(Dataset records)
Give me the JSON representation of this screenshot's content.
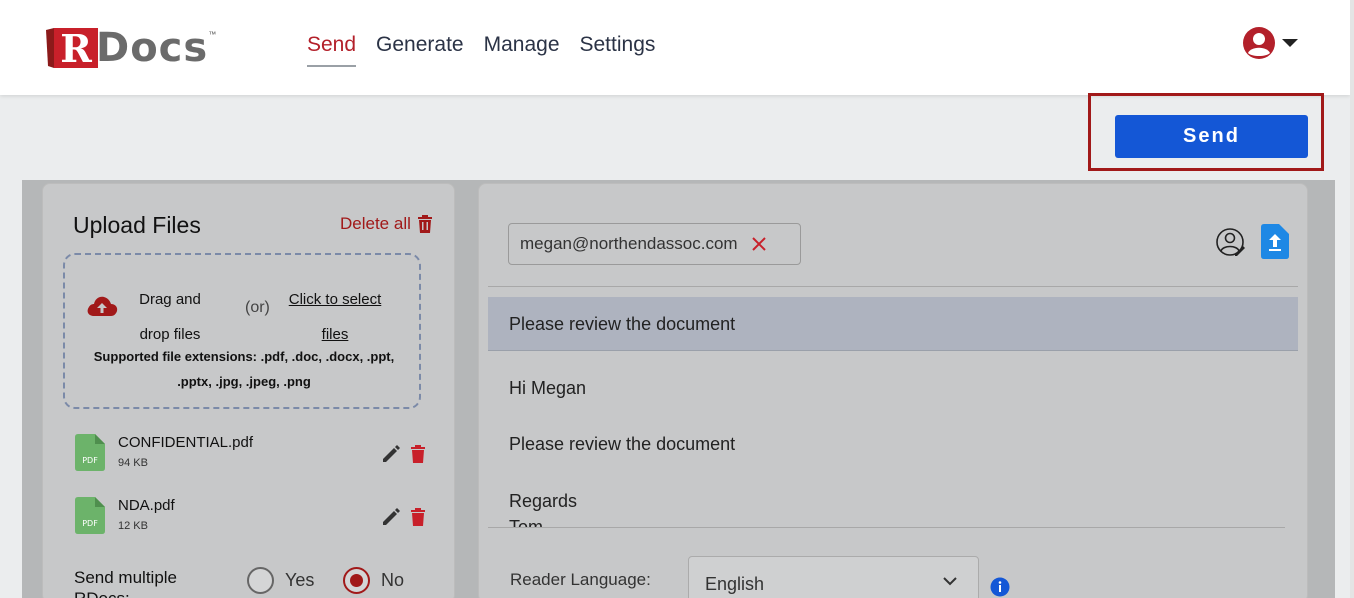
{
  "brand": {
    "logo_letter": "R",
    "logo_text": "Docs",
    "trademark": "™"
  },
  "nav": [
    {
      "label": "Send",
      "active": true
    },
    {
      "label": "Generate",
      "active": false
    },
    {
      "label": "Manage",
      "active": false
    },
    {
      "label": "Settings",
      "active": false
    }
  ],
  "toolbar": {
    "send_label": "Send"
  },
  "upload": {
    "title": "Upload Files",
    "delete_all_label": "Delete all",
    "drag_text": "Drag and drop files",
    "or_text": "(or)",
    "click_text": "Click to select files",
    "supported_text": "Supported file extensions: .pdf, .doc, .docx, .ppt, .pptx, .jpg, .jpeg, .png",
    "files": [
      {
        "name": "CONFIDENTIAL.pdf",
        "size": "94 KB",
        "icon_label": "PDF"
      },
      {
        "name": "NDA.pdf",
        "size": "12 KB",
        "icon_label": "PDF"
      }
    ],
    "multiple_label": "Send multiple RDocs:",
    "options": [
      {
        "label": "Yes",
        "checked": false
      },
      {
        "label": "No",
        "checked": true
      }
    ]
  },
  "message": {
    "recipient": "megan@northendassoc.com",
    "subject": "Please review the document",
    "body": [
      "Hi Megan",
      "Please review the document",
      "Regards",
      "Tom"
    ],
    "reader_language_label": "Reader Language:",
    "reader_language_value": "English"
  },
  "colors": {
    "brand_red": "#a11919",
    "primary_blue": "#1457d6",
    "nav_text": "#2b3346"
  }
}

- Task
Restate each of the entries above word for word and skip every image.

- Completed exercise
Give me the JSON representation of this screenshot's content.
{
  "brand": {
    "logo_letter": "R",
    "logo_text": "Docs",
    "trademark": "™"
  },
  "nav": [
    {
      "label": "Send",
      "active": true
    },
    {
      "label": "Generate",
      "active": false
    },
    {
      "label": "Manage",
      "active": false
    },
    {
      "label": "Settings",
      "active": false
    }
  ],
  "toolbar": {
    "send_label": "Send"
  },
  "upload": {
    "title": "Upload Files",
    "delete_all_label": "Delete all",
    "drag_text": "Drag and drop files",
    "or_text": "(or)",
    "click_text": "Click to select files",
    "supported_text": "Supported file extensions: .pdf, .doc, .docx, .ppt, .pptx, .jpg, .jpeg, .png",
    "files": [
      {
        "name": "CONFIDENTIAL.pdf",
        "size": "94 KB",
        "icon_label": "PDF"
      },
      {
        "name": "NDA.pdf",
        "size": "12 KB",
        "icon_label": "PDF"
      }
    ],
    "multiple_label": "Send multiple RDocs:",
    "options": [
      {
        "label": "Yes",
        "checked": false
      },
      {
        "label": "No",
        "checked": true
      }
    ]
  },
  "message": {
    "recipient": "megan@northendassoc.com",
    "subject": "Please review the document",
    "body": [
      "Hi Megan",
      "Please review the document",
      "Regards",
      "Tom"
    ],
    "reader_language_label": "Reader Language:",
    "reader_language_value": "English"
  },
  "colors": {
    "brand_red": "#a11919",
    "primary_blue": "#1457d6",
    "nav_text": "#2b3346"
  }
}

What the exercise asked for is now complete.